Dataset excerpts
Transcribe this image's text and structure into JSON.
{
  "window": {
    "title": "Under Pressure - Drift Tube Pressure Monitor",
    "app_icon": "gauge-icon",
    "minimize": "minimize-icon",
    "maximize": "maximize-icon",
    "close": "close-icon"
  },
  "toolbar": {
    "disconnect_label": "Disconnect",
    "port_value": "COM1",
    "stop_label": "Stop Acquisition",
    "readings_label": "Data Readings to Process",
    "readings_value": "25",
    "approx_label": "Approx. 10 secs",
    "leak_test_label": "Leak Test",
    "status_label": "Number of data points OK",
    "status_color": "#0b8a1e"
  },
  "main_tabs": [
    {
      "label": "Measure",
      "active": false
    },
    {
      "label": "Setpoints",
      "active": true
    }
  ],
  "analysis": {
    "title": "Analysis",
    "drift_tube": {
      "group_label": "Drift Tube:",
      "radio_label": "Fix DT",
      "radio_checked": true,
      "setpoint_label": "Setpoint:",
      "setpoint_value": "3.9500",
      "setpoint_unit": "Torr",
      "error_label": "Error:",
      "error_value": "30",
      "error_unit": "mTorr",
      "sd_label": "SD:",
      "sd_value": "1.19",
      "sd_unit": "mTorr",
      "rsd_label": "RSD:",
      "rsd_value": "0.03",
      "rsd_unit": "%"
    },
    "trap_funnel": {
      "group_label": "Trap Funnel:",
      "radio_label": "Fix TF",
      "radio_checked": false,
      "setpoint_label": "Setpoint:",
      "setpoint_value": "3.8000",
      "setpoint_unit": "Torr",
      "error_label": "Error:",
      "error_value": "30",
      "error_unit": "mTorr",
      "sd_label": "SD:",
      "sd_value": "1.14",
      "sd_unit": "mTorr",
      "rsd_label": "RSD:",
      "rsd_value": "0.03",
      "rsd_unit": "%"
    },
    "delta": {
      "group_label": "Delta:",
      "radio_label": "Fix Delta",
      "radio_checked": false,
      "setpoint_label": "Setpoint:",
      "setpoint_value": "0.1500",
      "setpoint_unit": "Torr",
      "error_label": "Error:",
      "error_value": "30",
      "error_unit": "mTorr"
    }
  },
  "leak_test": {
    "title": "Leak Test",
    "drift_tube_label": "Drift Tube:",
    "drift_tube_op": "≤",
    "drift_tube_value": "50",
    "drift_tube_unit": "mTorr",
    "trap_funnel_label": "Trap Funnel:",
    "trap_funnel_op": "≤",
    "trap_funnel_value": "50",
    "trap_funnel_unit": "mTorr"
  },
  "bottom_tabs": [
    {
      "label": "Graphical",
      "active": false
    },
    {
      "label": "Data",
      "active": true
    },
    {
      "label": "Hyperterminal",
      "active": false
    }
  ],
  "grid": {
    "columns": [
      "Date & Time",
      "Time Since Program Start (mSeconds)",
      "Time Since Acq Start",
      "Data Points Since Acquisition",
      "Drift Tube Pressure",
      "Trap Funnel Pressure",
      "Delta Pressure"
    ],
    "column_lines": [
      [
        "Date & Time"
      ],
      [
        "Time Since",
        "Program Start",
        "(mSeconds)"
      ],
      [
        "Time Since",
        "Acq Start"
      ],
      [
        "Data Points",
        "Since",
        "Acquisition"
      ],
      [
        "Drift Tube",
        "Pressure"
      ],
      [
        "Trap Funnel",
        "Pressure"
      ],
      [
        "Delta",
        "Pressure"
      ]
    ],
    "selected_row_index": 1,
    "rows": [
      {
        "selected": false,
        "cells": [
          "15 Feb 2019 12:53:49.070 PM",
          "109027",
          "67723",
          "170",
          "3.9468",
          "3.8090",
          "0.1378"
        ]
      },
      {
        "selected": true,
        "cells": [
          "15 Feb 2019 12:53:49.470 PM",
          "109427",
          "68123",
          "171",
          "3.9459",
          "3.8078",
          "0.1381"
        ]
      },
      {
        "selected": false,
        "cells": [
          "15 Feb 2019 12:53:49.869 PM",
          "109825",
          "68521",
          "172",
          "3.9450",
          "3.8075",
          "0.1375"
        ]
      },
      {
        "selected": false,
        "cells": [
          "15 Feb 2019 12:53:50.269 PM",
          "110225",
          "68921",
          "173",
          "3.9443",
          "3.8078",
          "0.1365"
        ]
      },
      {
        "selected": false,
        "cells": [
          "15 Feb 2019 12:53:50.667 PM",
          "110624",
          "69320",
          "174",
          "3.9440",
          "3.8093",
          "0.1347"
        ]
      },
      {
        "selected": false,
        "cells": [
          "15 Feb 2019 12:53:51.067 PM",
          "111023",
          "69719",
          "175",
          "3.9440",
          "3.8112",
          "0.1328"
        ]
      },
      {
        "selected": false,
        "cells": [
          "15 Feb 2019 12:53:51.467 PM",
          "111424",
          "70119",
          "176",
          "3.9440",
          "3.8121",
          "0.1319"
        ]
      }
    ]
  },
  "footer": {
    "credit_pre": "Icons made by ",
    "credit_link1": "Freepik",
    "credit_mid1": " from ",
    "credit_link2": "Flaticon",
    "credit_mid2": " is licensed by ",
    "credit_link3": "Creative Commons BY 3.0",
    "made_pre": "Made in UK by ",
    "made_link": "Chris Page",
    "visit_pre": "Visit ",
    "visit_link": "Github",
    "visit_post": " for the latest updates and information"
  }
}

Work instructions | Report each line of the material above where the word "Time" appears.

Answer for the task |
      "Date & Time",
      "Time Since Program Start (mSeconds)",
      "Time Since Acq Start",
        "Date & Time"
        "Time Since",
        "Time Since",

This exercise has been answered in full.